| Exercise brief |
Count how many lines of the material hold "series". Respond with that number alone.

| Provided data |
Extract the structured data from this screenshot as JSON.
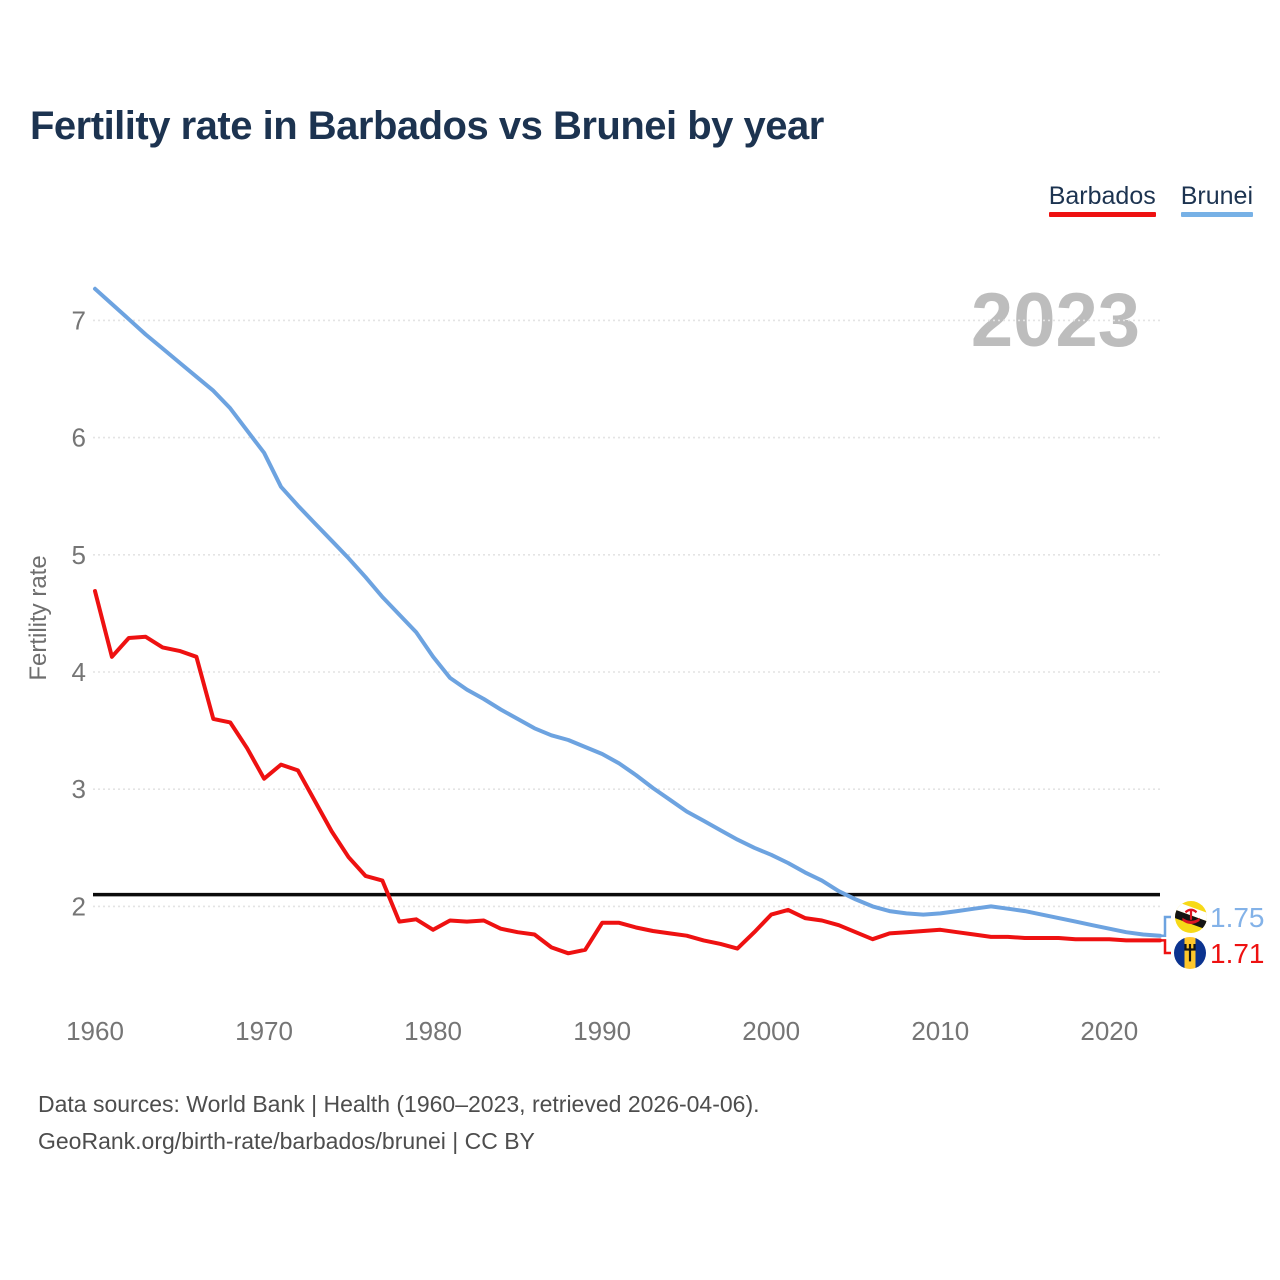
{
  "title": "Fertility rate in Barbados vs Brunei by year",
  "watermark": "2023",
  "legend": [
    {
      "label": "Barbados",
      "color": "#ee1111"
    },
    {
      "label": "Brunei",
      "color": "#77b1e6"
    }
  ],
  "y_axis": {
    "label": "Fertility rate",
    "ticks": [
      2,
      3,
      4,
      5,
      6,
      7
    ]
  },
  "x_axis": {
    "ticks": [
      1960,
      1970,
      1980,
      1990,
      2000,
      2010,
      2020
    ]
  },
  "end_labels": [
    {
      "series": "Brunei",
      "value": "1.75",
      "flag": "brunei-flag"
    },
    {
      "series": "Barbados",
      "value": "1.71",
      "flag": "barbados-flag"
    }
  ],
  "footer": {
    "line1": "Data sources: World Bank | Health (1960–2023, retrieved 2026-04-06).",
    "line2": "GeoRank.org/birth-rate/barbados/brunei | CC BY"
  },
  "colors": {
    "barbados": "#ee1111",
    "brunei": "#6da3e0",
    "brunei_value_text": "#83b2e8",
    "title_text": "#1c3350",
    "axis_text": "#757575",
    "footer_text": "#4d4d4d",
    "watermark": "#bdbdbd",
    "gridline": "#e4e4e4",
    "reference_line": "#0b0b0b"
  },
  "chart_data": {
    "type": "line",
    "title": "Fertility rate in Barbados vs Brunei by year",
    "xlabel": "",
    "ylabel": "Fertility rate",
    "xlim": [
      1960,
      2023
    ],
    "ylim": [
      1.3,
      7.5
    ],
    "grid": "horizontal-dashed",
    "legend_position": "top-right",
    "reference_line": {
      "value": 2.1,
      "color": "#0b0b0b"
    },
    "x": [
      1960,
      1961,
      1962,
      1963,
      1964,
      1965,
      1966,
      1967,
      1968,
      1969,
      1970,
      1971,
      1972,
      1973,
      1974,
      1975,
      1976,
      1977,
      1978,
      1979,
      1980,
      1981,
      1982,
      1983,
      1984,
      1985,
      1986,
      1987,
      1988,
      1989,
      1990,
      1991,
      1992,
      1993,
      1994,
      1995,
      1996,
      1997,
      1998,
      1999,
      2000,
      2001,
      2002,
      2003,
      2004,
      2005,
      2006,
      2007,
      2008,
      2009,
      2010,
      2011,
      2012,
      2013,
      2014,
      2015,
      2016,
      2017,
      2018,
      2019,
      2020,
      2021,
      2022,
      2023
    ],
    "series": [
      {
        "name": "Barbados",
        "color": "#ee1111",
        "values": [
          4.69,
          4.13,
          4.29,
          4.3,
          4.21,
          4.18,
          4.13,
          3.6,
          3.57,
          3.35,
          3.09,
          3.21,
          3.16,
          2.9,
          2.64,
          2.42,
          2.26,
          2.22,
          1.87,
          1.89,
          1.8,
          1.88,
          1.87,
          1.88,
          1.81,
          1.78,
          1.76,
          1.65,
          1.6,
          1.63,
          1.86,
          1.86,
          1.82,
          1.79,
          1.77,
          1.75,
          1.71,
          1.68,
          1.64,
          1.78,
          1.93,
          1.97,
          1.9,
          1.88,
          1.84,
          1.78,
          1.72,
          1.77,
          1.78,
          1.79,
          1.8,
          1.78,
          1.76,
          1.74,
          1.74,
          1.73,
          1.73,
          1.73,
          1.72,
          1.72,
          1.72,
          1.71,
          1.71,
          1.71
        ]
      },
      {
        "name": "Brunei",
        "color": "#6da3e0",
        "values": [
          7.27,
          7.14,
          7.01,
          6.88,
          6.76,
          6.64,
          6.52,
          6.4,
          6.25,
          6.06,
          5.87,
          5.58,
          5.42,
          5.27,
          5.12,
          4.97,
          4.81,
          4.64,
          4.49,
          4.34,
          4.13,
          3.95,
          3.85,
          3.77,
          3.68,
          3.6,
          3.52,
          3.46,
          3.42,
          3.36,
          3.3,
          3.22,
          3.12,
          3.01,
          2.91,
          2.81,
          2.73,
          2.65,
          2.57,
          2.5,
          2.44,
          2.37,
          2.29,
          2.22,
          2.13,
          2.06,
          2.0,
          1.96,
          1.94,
          1.93,
          1.94,
          1.96,
          1.98,
          2.0,
          1.98,
          1.96,
          1.93,
          1.9,
          1.87,
          1.84,
          1.81,
          1.78,
          1.76,
          1.75
        ]
      }
    ]
  }
}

| Completed task |
3